#### Material to process ####
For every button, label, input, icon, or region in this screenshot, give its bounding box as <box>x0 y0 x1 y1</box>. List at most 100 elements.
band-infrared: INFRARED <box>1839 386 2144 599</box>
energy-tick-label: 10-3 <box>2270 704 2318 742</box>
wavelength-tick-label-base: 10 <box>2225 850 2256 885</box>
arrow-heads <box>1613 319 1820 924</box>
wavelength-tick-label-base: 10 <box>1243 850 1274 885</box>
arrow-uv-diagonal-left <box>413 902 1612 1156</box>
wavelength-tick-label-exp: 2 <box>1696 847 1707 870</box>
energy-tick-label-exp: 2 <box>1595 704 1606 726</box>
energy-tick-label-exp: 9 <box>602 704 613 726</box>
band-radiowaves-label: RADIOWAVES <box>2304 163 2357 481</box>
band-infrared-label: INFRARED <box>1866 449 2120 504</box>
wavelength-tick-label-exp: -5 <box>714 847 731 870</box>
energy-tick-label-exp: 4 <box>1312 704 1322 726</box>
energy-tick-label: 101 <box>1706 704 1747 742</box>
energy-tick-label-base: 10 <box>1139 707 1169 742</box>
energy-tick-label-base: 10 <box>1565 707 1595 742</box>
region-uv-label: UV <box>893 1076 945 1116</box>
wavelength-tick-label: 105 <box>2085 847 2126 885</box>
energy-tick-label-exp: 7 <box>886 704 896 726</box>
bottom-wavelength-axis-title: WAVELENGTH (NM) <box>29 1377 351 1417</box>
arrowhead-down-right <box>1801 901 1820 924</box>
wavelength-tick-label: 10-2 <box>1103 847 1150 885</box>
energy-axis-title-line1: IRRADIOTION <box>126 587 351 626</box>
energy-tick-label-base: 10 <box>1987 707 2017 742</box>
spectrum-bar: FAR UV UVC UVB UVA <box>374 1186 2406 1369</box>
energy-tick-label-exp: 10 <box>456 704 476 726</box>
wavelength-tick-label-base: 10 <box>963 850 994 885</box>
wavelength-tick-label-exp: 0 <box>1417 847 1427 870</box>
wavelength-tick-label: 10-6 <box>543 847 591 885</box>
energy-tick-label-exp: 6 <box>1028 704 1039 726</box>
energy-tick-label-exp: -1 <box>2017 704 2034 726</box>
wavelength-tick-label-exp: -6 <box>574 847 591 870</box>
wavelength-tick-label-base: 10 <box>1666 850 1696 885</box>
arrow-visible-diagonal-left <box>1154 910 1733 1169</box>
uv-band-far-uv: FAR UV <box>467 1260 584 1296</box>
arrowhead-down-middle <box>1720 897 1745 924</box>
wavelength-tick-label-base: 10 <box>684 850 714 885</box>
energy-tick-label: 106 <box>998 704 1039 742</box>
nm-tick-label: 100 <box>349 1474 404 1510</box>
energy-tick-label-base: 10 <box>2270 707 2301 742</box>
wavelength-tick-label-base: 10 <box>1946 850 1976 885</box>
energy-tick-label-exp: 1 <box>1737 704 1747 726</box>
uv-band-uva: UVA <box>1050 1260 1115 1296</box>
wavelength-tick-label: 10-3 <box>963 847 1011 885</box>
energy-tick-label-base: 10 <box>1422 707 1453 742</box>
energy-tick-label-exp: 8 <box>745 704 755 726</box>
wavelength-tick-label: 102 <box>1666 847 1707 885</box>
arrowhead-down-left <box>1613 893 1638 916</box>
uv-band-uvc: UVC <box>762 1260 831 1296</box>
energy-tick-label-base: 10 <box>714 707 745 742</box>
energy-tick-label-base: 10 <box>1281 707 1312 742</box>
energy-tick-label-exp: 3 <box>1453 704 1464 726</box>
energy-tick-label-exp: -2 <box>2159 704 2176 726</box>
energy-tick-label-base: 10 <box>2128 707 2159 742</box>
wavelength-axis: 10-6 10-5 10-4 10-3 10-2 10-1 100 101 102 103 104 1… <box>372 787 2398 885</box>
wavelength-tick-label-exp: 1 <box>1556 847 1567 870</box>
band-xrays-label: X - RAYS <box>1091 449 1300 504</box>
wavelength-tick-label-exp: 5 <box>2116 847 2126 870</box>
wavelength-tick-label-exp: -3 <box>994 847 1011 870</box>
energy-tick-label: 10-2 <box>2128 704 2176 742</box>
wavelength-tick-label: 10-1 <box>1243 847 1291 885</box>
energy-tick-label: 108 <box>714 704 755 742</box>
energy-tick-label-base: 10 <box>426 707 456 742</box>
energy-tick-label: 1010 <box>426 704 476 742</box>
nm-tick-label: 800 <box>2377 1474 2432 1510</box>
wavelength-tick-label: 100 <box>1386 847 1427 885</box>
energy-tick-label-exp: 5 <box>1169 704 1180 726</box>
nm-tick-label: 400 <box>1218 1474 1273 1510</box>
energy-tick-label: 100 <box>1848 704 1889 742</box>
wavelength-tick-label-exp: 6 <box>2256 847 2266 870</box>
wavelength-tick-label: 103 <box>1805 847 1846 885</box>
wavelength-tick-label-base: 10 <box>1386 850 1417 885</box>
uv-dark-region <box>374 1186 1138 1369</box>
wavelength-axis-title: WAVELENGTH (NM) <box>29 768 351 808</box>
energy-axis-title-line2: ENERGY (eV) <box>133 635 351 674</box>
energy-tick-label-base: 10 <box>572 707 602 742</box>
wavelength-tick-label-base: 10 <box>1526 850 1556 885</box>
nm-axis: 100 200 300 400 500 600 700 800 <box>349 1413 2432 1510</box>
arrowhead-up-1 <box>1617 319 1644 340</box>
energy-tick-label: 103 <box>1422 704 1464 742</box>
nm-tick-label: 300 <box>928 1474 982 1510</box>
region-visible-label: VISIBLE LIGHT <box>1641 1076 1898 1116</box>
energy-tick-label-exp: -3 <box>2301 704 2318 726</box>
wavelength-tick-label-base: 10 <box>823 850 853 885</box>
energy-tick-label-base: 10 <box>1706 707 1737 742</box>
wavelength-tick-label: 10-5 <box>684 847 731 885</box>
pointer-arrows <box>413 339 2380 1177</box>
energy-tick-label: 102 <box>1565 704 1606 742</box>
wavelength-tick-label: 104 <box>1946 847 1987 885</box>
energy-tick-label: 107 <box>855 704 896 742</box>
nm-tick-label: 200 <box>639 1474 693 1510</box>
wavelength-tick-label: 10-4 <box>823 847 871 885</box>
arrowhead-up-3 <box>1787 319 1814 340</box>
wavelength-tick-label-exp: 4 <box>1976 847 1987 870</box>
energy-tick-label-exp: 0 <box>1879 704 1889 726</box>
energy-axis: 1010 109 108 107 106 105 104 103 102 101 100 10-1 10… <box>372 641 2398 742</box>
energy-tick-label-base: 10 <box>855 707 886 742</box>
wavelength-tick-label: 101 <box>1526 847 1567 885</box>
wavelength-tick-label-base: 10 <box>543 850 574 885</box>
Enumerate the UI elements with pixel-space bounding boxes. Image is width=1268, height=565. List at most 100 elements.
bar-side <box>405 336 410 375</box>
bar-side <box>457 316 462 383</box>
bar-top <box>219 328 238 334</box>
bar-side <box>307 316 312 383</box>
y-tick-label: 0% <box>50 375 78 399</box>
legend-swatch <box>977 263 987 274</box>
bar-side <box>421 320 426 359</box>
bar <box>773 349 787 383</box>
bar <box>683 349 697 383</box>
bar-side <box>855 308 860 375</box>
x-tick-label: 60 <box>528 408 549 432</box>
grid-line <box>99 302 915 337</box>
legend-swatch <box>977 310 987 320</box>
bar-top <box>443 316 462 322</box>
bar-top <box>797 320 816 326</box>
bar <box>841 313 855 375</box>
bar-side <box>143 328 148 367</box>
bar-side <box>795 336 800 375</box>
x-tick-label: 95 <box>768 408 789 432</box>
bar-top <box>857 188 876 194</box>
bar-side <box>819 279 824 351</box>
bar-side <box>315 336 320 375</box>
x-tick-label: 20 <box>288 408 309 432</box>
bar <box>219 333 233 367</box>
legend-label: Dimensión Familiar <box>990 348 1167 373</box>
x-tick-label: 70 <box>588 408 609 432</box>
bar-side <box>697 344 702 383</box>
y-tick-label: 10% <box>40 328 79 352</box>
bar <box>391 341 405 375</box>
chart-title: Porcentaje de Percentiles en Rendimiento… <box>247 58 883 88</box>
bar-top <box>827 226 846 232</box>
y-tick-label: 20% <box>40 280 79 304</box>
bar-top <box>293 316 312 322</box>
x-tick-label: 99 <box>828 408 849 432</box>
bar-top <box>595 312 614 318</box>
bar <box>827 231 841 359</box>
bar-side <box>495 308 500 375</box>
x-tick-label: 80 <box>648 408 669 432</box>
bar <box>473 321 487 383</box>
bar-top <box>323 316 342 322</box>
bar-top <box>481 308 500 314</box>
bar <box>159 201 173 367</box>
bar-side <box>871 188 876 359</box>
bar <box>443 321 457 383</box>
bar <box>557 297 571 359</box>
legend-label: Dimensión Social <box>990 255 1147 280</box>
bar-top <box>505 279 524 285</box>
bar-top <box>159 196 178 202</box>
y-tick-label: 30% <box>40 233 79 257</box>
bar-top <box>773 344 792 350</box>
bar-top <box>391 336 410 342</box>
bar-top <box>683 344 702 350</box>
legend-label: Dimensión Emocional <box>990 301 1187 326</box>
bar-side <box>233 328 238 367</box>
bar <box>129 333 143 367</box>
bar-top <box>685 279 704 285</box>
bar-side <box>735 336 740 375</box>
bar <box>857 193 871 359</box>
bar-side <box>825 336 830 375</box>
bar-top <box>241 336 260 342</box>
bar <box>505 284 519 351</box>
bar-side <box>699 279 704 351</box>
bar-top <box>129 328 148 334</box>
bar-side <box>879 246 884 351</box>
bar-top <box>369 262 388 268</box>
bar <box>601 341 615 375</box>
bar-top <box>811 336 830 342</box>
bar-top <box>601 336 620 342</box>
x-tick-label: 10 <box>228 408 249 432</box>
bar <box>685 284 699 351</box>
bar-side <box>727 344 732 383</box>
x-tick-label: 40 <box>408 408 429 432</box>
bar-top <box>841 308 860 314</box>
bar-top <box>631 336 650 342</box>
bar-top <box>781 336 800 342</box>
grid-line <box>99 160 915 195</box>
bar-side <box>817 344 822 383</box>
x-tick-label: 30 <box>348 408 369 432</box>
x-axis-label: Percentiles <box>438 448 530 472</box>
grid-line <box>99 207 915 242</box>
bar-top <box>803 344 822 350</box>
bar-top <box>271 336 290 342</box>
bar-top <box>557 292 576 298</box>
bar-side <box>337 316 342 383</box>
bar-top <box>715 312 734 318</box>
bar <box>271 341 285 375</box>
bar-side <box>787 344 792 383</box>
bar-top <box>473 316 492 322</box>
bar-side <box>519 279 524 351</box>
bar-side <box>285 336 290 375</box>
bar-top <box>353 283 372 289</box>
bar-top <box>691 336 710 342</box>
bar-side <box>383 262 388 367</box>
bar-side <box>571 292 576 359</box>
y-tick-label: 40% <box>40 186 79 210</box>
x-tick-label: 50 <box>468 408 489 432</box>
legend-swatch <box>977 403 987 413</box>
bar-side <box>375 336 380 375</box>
####
## What the task asks:
Rewrite everything from the start of the material down to the line containing "arrow-uv-diagonal-left <box>413 902", substituting "enclosing rectangle" for "bounding box" and leaving the rest unchanged.

## Exercise solution:
For every button, label, input, icon, or region in this screenshot, give its enclosing rectangle as <box>x0 y0 x1 y1</box>. List at most 100 elements.
band-infrared: INFRARED <box>1839 386 2144 599</box>
energy-tick-label: 10-3 <box>2270 704 2318 742</box>
wavelength-tick-label-base: 10 <box>2225 850 2256 885</box>
arrow-heads <box>1613 319 1820 924</box>
wavelength-tick-label-base: 10 <box>1243 850 1274 885</box>
arrow-uv-diagonal-left <box>413 902 1612 1156</box>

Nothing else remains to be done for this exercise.